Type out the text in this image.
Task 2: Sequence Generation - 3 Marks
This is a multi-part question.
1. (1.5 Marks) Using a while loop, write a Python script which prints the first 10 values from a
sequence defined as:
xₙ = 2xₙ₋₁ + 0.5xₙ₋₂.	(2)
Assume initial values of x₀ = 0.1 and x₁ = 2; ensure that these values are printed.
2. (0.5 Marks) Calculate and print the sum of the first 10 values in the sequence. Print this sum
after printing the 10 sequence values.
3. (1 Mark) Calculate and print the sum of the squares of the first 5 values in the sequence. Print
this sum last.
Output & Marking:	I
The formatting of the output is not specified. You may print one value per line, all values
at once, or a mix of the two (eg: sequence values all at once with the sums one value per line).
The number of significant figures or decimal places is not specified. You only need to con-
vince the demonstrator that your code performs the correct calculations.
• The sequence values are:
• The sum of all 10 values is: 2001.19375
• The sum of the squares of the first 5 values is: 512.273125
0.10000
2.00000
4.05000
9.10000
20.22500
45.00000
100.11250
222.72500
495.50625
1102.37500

^^^^

→ **AIM**: Output all of the data again. Match it exactly.

→ **OUTPUT FOR THIS EXERCISE**:
Type out the text in this image.
Task 2: Sequence Generation - 3 Marks
This is a multi-part question.
1. (1.5 Marks) Using a while loop, write a Python script which prints the first 10 values from a
sequence defined as:
xₙ = 2xₙ₋₁ + 0.5xₙ₋₂.	(2)
Assume initial values of x₀ = 0.1 and x₁ = 2; ensure that these values are printed.
2. (0.5 Marks) Calculate and print the sum of the first 10 values in the sequence. Print this sum
after printing the 10 sequence values.
3. (1 Mark) Calculate and print the sum of the squares of the first 5 values in the sequence. Print
this sum last.
Output & Marking:	I
The formatting of the output is not specified. You may print one value per line, all values
at once, or a mix of the two (eg: sequence values all at once with the sums one value per line).
The number of significant figures or decimal places is not specified. You only need to con-
vince the demonstrator that your code performs the correct calculations.
• The sequence values are:
• The sum of all 10 values is: 2001.19375
• The sum of the squares of the first 5 values is: 512.273125
0.10000
2.00000
4.05000
9.10000
20.22500
45.00000
100.11250
222.72500
495.50625
1102.37500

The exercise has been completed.